**DIRECTIVE:**
Can you copy every line of the material below word for word, leaving out the pictures?

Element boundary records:
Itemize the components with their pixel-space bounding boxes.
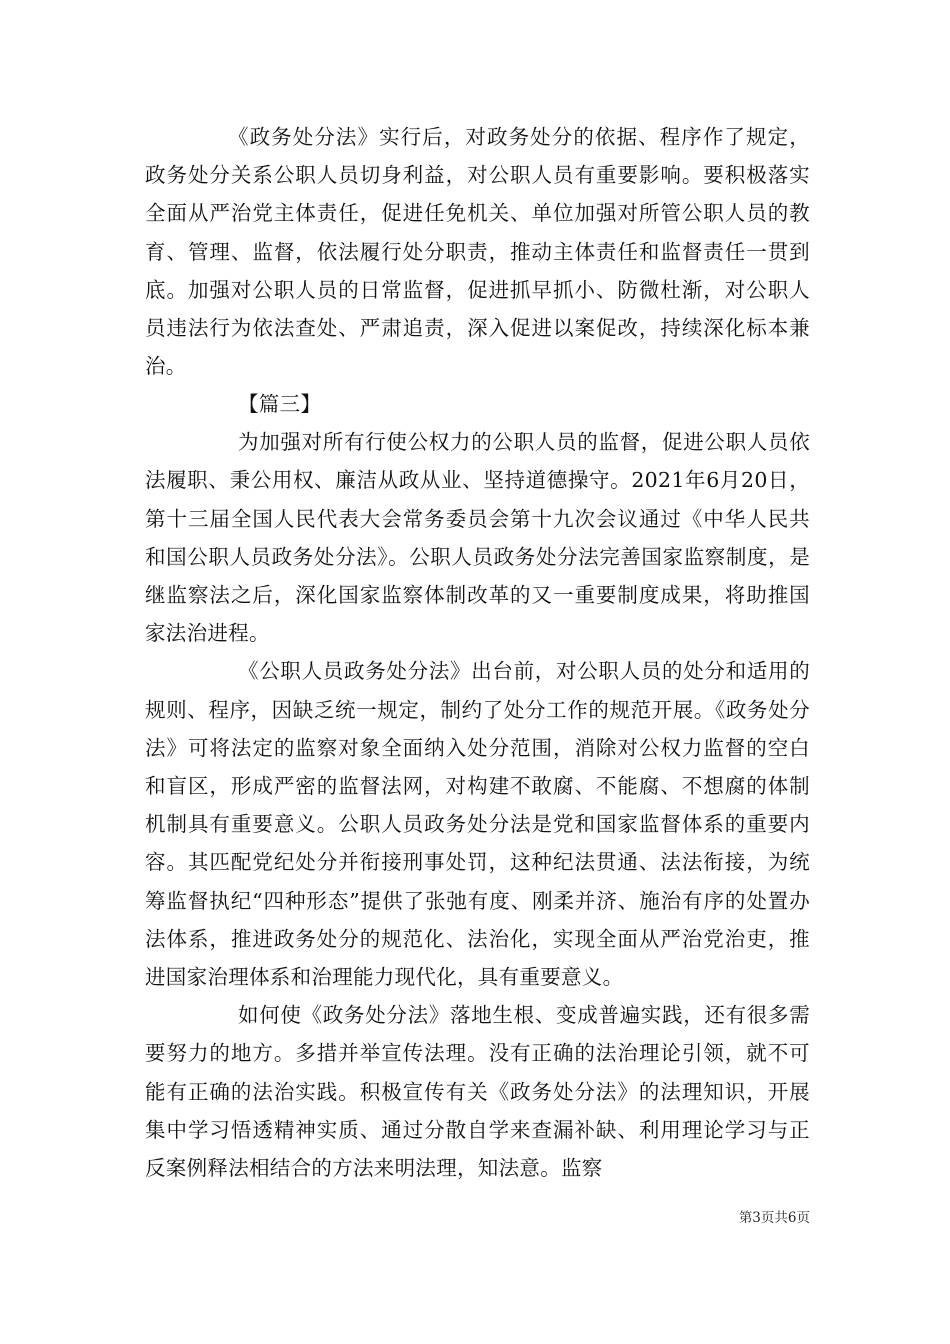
paragraph-3: 《公职人员政务处分法》出台前，对公职人员的处分和适用的规则、程序，因缺乏统一规定，制约了处分工作的规范开展。《政务处分法》可将法定的监察对象全面纳入处分范围，消除对公权力监督的空白和盲区，形成严密的监督法网，对构建不敢腐、不能腐、不想腐的体制机制具有重要意义。公职人员政务处分法是党和国家监督体系的重要内容。其匹配党纪处分并衔接刑事处罚，这种纪法贯通、法法衔接，为统筹监督执纪“四种形态”提供了张弛有度、刚柔并济、施治有序的处置办法体系，推进政务处分的规范化、法治化，实现全面从严治党治吏，推进国家治理体系和治理能力现代化，具有重要意义。: [145, 659, 810, 990]
paragraph-4: 如何使《政务处分法》落地生根、变成普遍实践，还有很多需要努力的地方。多措并举宣传法理。没有正确的法治理论引领，就不可能有正确的法治实践。积极宣传有关《政务处分法》的法理知识，开展集中学习悟透精神实质、通过分散自学来查漏补缺、利用理论学习与正反案例释法相结合的方法来明法理，知法意。监察: [145, 1003, 810, 1181]
paragraph-2: 为加强对所有行使公权力的公职人员的监督，促进公职人员依法履职、秉公用权、廉洁从政从业、坚持道德操守。2021年6月20日，第十三届全国人民代表大会常务委员会第十九次会议通过《中华人民共和国公职人员政务处分法》。公职人员政务处分法完善国家监察制度，是继监察法之后，深化国家监察体制改革的又一重要制度成果，将助推国家法治进程。: [145, 430, 810, 646]
body-text-main: [145, 385, 810, 1187]
section-heading: 【篇三】: [238, 392, 322, 416]
paragraph-1: 《政务处分法》实行后，对政务处分的依据、程序作了规定，政务处分关系公职人员切身利益，对公职人员有重要影响。要积极落实全面从严治党主体责任，促进任免机关、单位加强对所管公职人员的教育、管理、监督，依法履行处分职责，推动主体责任和监督责任一贯到底。加强对公职人员的日常监督，促进抓早抓小、防微杜渐，对公职人员违法行为依法查处、严肃追责，深入促进以案促改，持续深化标本兼治。: [145, 125, 810, 379]
page-number: 第3页共6页: [738, 1210, 810, 1226]
body-text-top: [145, 118, 810, 385]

**FINAL ANSWER:**
Itemize the components with their pixel-space bounding boxes.
paragraph-3: 《公职人员政务处分法》出台前，对公职人员的处分和适用的规则、程序，因缺乏统一规定，制约了处分工作的规范开展。《政务处分法》可将法定的监察对象全面纳入处分范围，消除对公权力监督的空白和盲区，形成严密的监督法网，对构建不敢腐、不能腐、不想腐的体制机制具有重要意义。公职人员政务处分法是党和国家监督体系的重要内容。其匹配党纪处分并衔接刑事处罚，这种纪法贯通、法法衔接，为统筹监督执纪“四种形态”提供了张弛有度、刚柔并济、施治有序的处置办法体系，推进政务处分的规范化、法治化，实现全面从严治党治吏，推进国家治理体系和治理能力现代化，具有重要意义。: [145, 659, 810, 990]
paragraph-4: 如何使《政务处分法》落地生根、变成普遍实践，还有很多需要努力的地方。多措并举宣传法理。没有正确的法治理论引领，就不可能有正确的法治实践。积极宣传有关《政务处分法》的法理知识，开展集中学习悟透精神实质、通过分散自学来查漏补缺、利用理论学习与正反案例释法相结合的方法来明法理，知法意。监察: [145, 1003, 810, 1181]
paragraph-2: 为加强对所有行使公权力的公职人员的监督，促进公职人员依法履职、秉公用权、廉洁从政从业、坚持道德操守。2021年6月20日，第十三届全国人民代表大会常务委员会第十九次会议通过《中华人民共和国公职人员政务处分法》。公职人员政务处分法完善国家监察制度，是继监察法之后，深化国家监察体制改革的又一重要制度成果，将助推国家法治进程。: [145, 430, 810, 646]
body-text-main: [145, 385, 810, 1187]
section-heading: 【篇三】: [238, 392, 322, 416]
paragraph-1: 《政务处分法》实行后，对政务处分的依据、程序作了规定，政务处分关系公职人员切身利益，对公职人员有重要影响。要积极落实全面从严治党主体责任，促进任免机关、单位加强对所管公职人员的教育、管理、监督，依法履行处分职责，推动主体责任和监督责任一贯到底。加强对公职人员的日常监督，促进抓早抓小、防微杜渐，对公职人员违法行为依法查处、严肃追责，深入促进以案促改，持续深化标本兼治。: [145, 125, 810, 379]
page-number: 第3页共6页: [738, 1210, 810, 1226]
body-text-top: [145, 118, 810, 385]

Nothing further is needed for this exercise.